- [STATED GOAL]:
Gather up every line from the entries below that uses the word "years".

- [DATA PROVIDED]:
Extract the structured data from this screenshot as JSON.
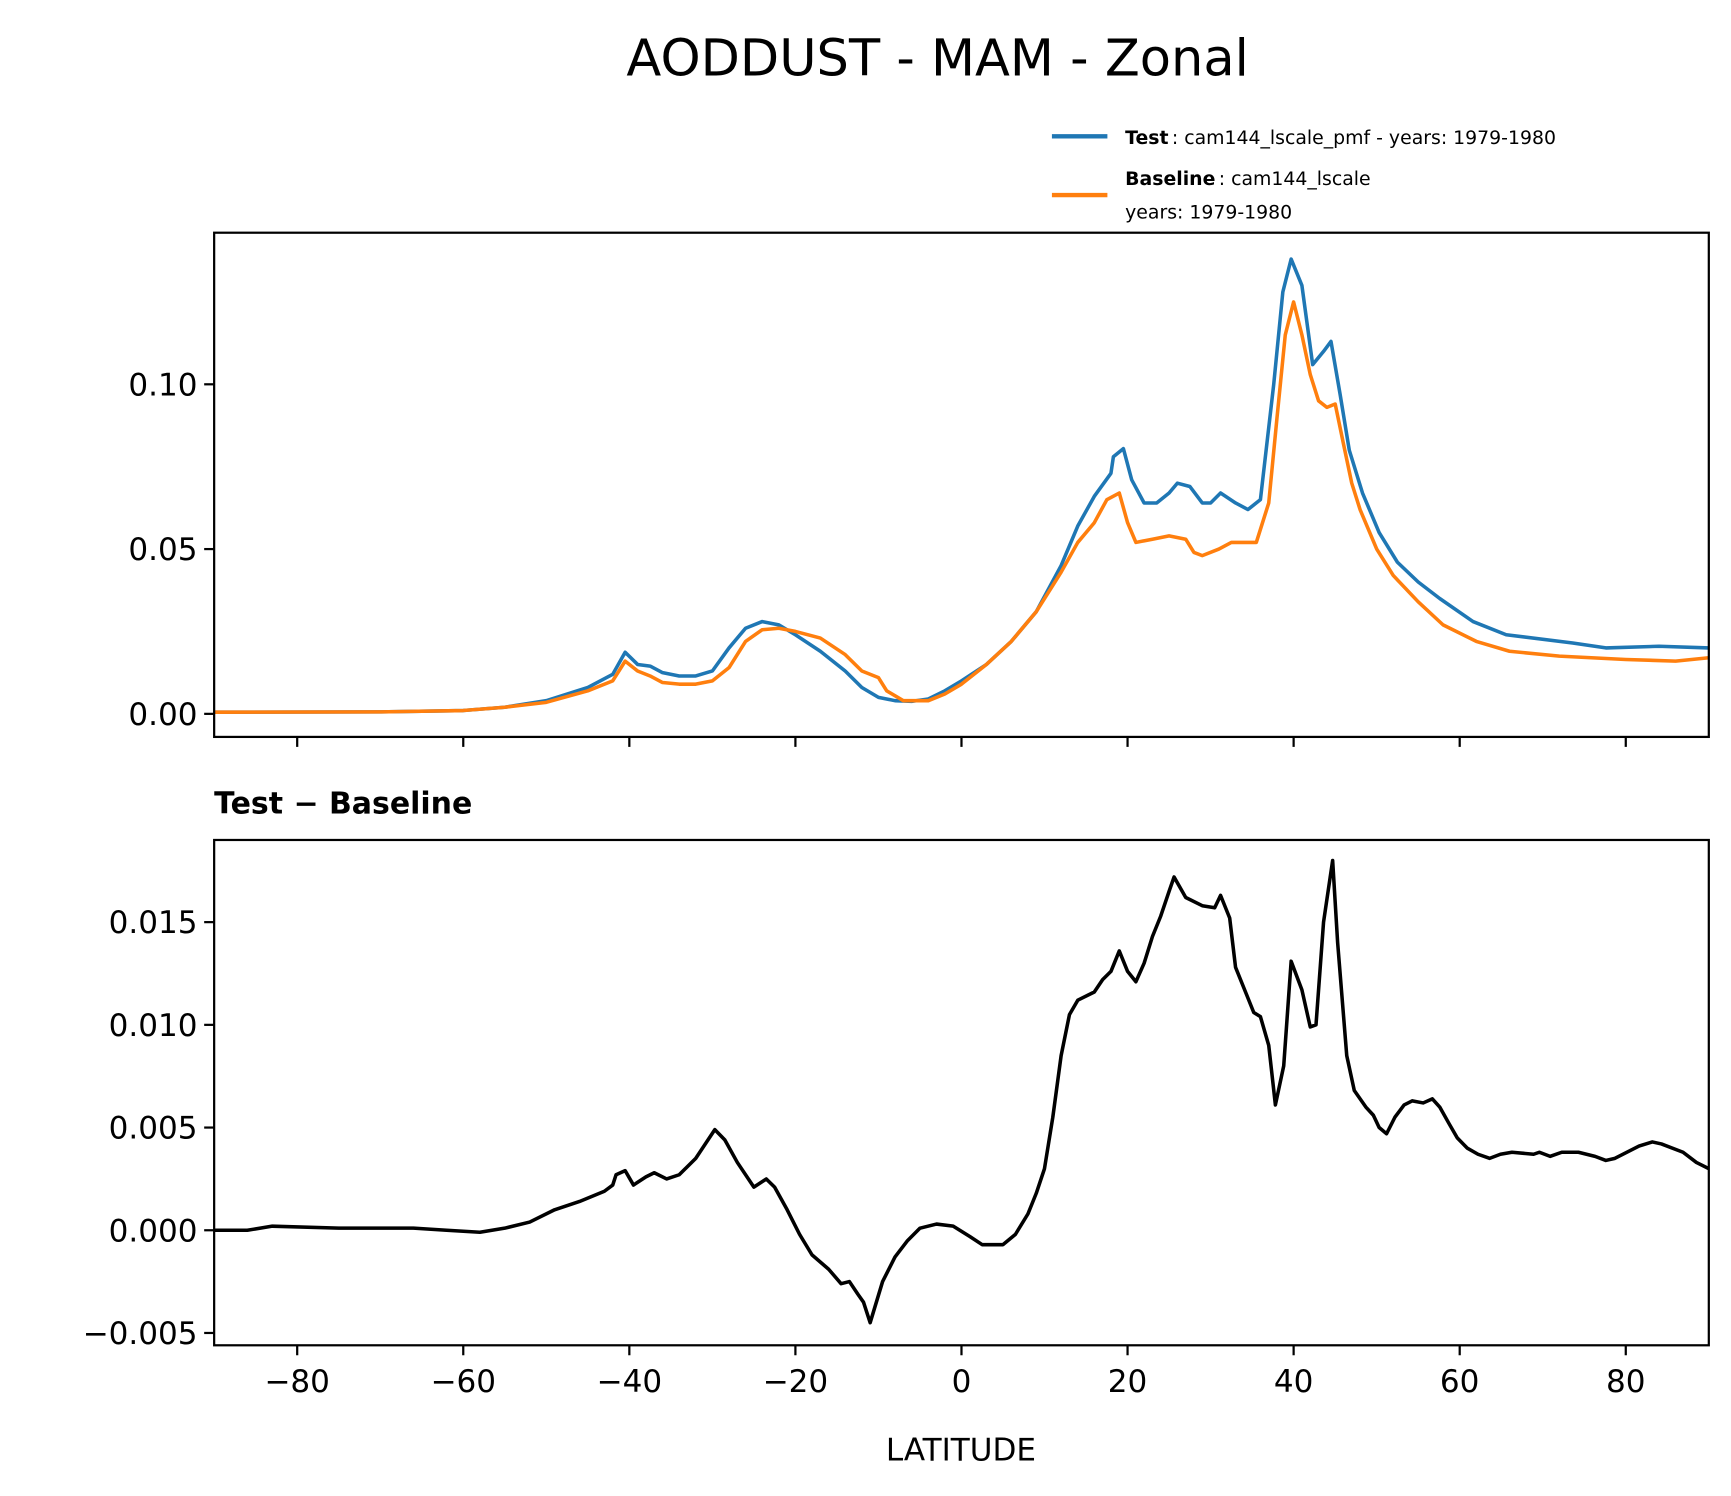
{
  "chart_data": [
    {
      "type": "line",
      "title": "AODDUST - MAM - Zonal",
      "xlabel": "",
      "ylabel": "",
      "xlim": [
        -90,
        90
      ],
      "ylim": [
        -0.007,
        0.146
      ],
      "xticks": [
        -80,
        -60,
        -40,
        -20,
        0,
        20,
        40,
        60,
        80
      ],
      "yticks": [
        0.0,
        0.05,
        0.1
      ],
      "ytick_labels": [
        "0.00",
        "0.05",
        "0.10"
      ],
      "legend": {
        "placement": "above-right",
        "entries": [
          {
            "bold": "Test",
            "text": ": cam144_lscale_pmf - years: 1979-1980",
            "text2": ""
          },
          {
            "bold": "Baseline",
            "text": ": cam144_lscale",
            "text2": "years: 1979-1980"
          }
        ]
      },
      "series": [
        {
          "name": "Test",
          "color": "#1f77b4",
          "x": [
            -90,
            -70,
            -60,
            -55,
            -50,
            -45,
            -42,
            -40.5,
            -39,
            -37.5,
            -36,
            -34,
            -32,
            -30,
            -28,
            -26,
            -24,
            -22,
            -20,
            -17,
            -14,
            -12,
            -10,
            -8,
            -6,
            -4,
            -2,
            0,
            3,
            6,
            9,
            12,
            14,
            16,
            18,
            18.3,
            19.5,
            20.5,
            22,
            23.5,
            25,
            26,
            27.5,
            29,
            30,
            31.2,
            33,
            34.5,
            36,
            37.6,
            38.7,
            39.7,
            41,
            42.3,
            43.6,
            44.5,
            45.6,
            46.7,
            48.3,
            50.3,
            52.5,
            55,
            57.6,
            61.6,
            65.6,
            73.6,
            77.6,
            84,
            90
          ],
          "y": [
            0.0005,
            0.0006,
            0.001,
            0.002,
            0.004,
            0.008,
            0.012,
            0.0187,
            0.015,
            0.0145,
            0.0125,
            0.0115,
            0.0115,
            0.013,
            0.02,
            0.026,
            0.028,
            0.027,
            0.024,
            0.019,
            0.013,
            0.008,
            0.005,
            0.004,
            0.0038,
            0.0045,
            0.007,
            0.01,
            0.015,
            0.022,
            0.031,
            0.045,
            0.057,
            0.066,
            0.073,
            0.078,
            0.0805,
            0.071,
            0.064,
            0.064,
            0.067,
            0.07,
            0.069,
            0.064,
            0.064,
            0.067,
            0.064,
            0.062,
            0.065,
            0.1,
            0.128,
            0.138,
            0.13,
            0.106,
            0.11,
            0.113,
            0.097,
            0.08,
            0.067,
            0.055,
            0.046,
            0.04,
            0.035,
            0.028,
            0.024,
            0.0215,
            0.02,
            0.0205,
            0.02
          ]
        },
        {
          "name": "Baseline",
          "color": "#ff7f0e",
          "x": [
            -90,
            -70,
            -60,
            -55,
            -50,
            -45,
            -42,
            -40.5,
            -39,
            -37.5,
            -36,
            -34,
            -32,
            -30,
            -28,
            -26,
            -24,
            -22,
            -20,
            -17,
            -14,
            -12,
            -10,
            -9,
            -7,
            -4,
            -2,
            0,
            3,
            6,
            9,
            12,
            14,
            16,
            17.5,
            19,
            20,
            21,
            23,
            25,
            27,
            28,
            29,
            31,
            32.5,
            34,
            35.5,
            37,
            38,
            39,
            40,
            41,
            42,
            43,
            44,
            45,
            46,
            47,
            48,
            50,
            52,
            55,
            58,
            62,
            66,
            72,
            80,
            86,
            90
          ],
          "y": [
            0.0005,
            0.0006,
            0.001,
            0.002,
            0.0035,
            0.007,
            0.01,
            0.016,
            0.013,
            0.0115,
            0.0095,
            0.009,
            0.009,
            0.01,
            0.014,
            0.022,
            0.0255,
            0.026,
            0.025,
            0.023,
            0.018,
            0.013,
            0.011,
            0.007,
            0.004,
            0.004,
            0.006,
            0.009,
            0.015,
            0.022,
            0.031,
            0.043,
            0.052,
            0.058,
            0.065,
            0.067,
            0.058,
            0.052,
            0.053,
            0.054,
            0.053,
            0.049,
            0.048,
            0.05,
            0.052,
            0.052,
            0.052,
            0.064,
            0.09,
            0.115,
            0.125,
            0.115,
            0.103,
            0.095,
            0.093,
            0.094,
            0.082,
            0.07,
            0.062,
            0.05,
            0.042,
            0.034,
            0.027,
            0.022,
            0.019,
            0.0175,
            0.0165,
            0.016,
            0.017
          ]
        }
      ]
    },
    {
      "type": "line",
      "title": "Test − Baseline",
      "xlabel": "LATITUDE",
      "ylabel": "",
      "xlim": [
        -90,
        90
      ],
      "ylim": [
        -0.0056,
        0.019
      ],
      "xticks": [
        -80,
        -60,
        -40,
        -20,
        0,
        20,
        40,
        60,
        80
      ],
      "xtick_labels": [
        "−80",
        "−60",
        "−40",
        "−20",
        "0",
        "20",
        "40",
        "60",
        "80"
      ],
      "yticks": [
        -0.005,
        0.0,
        0.005,
        0.01,
        0.015
      ],
      "ytick_labels": [
        "−0.005",
        "0.000",
        "0.005",
        "0.010",
        "0.015"
      ],
      "series": [
        {
          "name": "Test - Baseline",
          "color": "#000000",
          "x": [
            -90,
            -86,
            -83,
            -75,
            -66,
            -62,
            -58,
            -55,
            -52,
            -49,
            -46,
            -43,
            -42,
            -41.6,
            -40.5,
            -39.5,
            -38,
            -37,
            -35.5,
            -34,
            -32,
            -29.7,
            -28.5,
            -27,
            -25,
            -23.5,
            -22.5,
            -21,
            -19.5,
            -18,
            -16,
            -14.5,
            -13.5,
            -12.5,
            -11.8,
            -11,
            -9.5,
            -8,
            -6.5,
            -5,
            -3,
            -1,
            1,
            2.5,
            5,
            6.5,
            8,
            9,
            10,
            11,
            12,
            13,
            14,
            16,
            17,
            18,
            19,
            20,
            21,
            22,
            23,
            24,
            25,
            25.6,
            27,
            29,
            30.5,
            31.2,
            32.3,
            33,
            34.3,
            35.2,
            36,
            37,
            37.8,
            38.8,
            39.7,
            41,
            42,
            42.7,
            43.6,
            44.7,
            45.3,
            46.4,
            47.3,
            48.7,
            49.6,
            50.3,
            51.2,
            52.2,
            53.3,
            54.3,
            55.6,
            56.7,
            57.6,
            58.7,
            59.7,
            60.9,
            62.2,
            63.6,
            64.9,
            66.3,
            68.9,
            69.6,
            70.9,
            72.3,
            74.3,
            76.3,
            77.6,
            78.7,
            81.6,
            83.2,
            84.3,
            86.9,
            88.5,
            90
          ],
          "y": [
            0,
            0,
            0.0002,
            0.0001,
            0.0001,
            0,
            -0.0001,
            0.0001,
            0.0004,
            0.001,
            0.0014,
            0.0019,
            0.0022,
            0.0027,
            0.0029,
            0.0022,
            0.0026,
            0.0028,
            0.0025,
            0.0027,
            0.0035,
            0.0049,
            0.0044,
            0.0033,
            0.0021,
            0.0025,
            0.0021,
            0.001,
            -0.0002,
            -0.0012,
            -0.0019,
            -0.0026,
            -0.0025,
            -0.0031,
            -0.0035,
            -0.0045,
            -0.0025,
            -0.0013,
            -0.0005,
            0.0001,
            0.0003,
            0.0002,
            -0.0003,
            -0.0007,
            -0.0007,
            -0.0002,
            0.0008,
            0.0018,
            0.003,
            0.0055,
            0.0085,
            0.0105,
            0.0112,
            0.0116,
            0.0122,
            0.0126,
            0.0136,
            0.0126,
            0.0121,
            0.013,
            0.0143,
            0.0153,
            0.0165,
            0.0172,
            0.0162,
            0.0158,
            0.0157,
            0.0163,
            0.0152,
            0.0128,
            0.0115,
            0.0106,
            0.0104,
            0.009,
            0.0061,
            0.008,
            0.0131,
            0.0117,
            0.0099,
            0.01,
            0.015,
            0.018,
            0.014,
            0.0085,
            0.0068,
            0.006,
            0.0056,
            0.005,
            0.0047,
            0.0055,
            0.0061,
            0.0063,
            0.0062,
            0.0064,
            0.006,
            0.0052,
            0.0045,
            0.004,
            0.0037,
            0.0035,
            0.0037,
            0.0038,
            0.0037,
            0.0038,
            0.0036,
            0.0038,
            0.0038,
            0.0036,
            0.0034,
            0.0035,
            0.0041,
            0.0043,
            0.0042,
            0.0038,
            0.0033,
            0.003
          ]
        }
      ]
    }
  ]
}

- [SOLUTION FOR THIS EXERCISE]:
            "text": ": cam144_lscale_pmf - years: 1979-1980",
            "text2": "years: 1979-1980"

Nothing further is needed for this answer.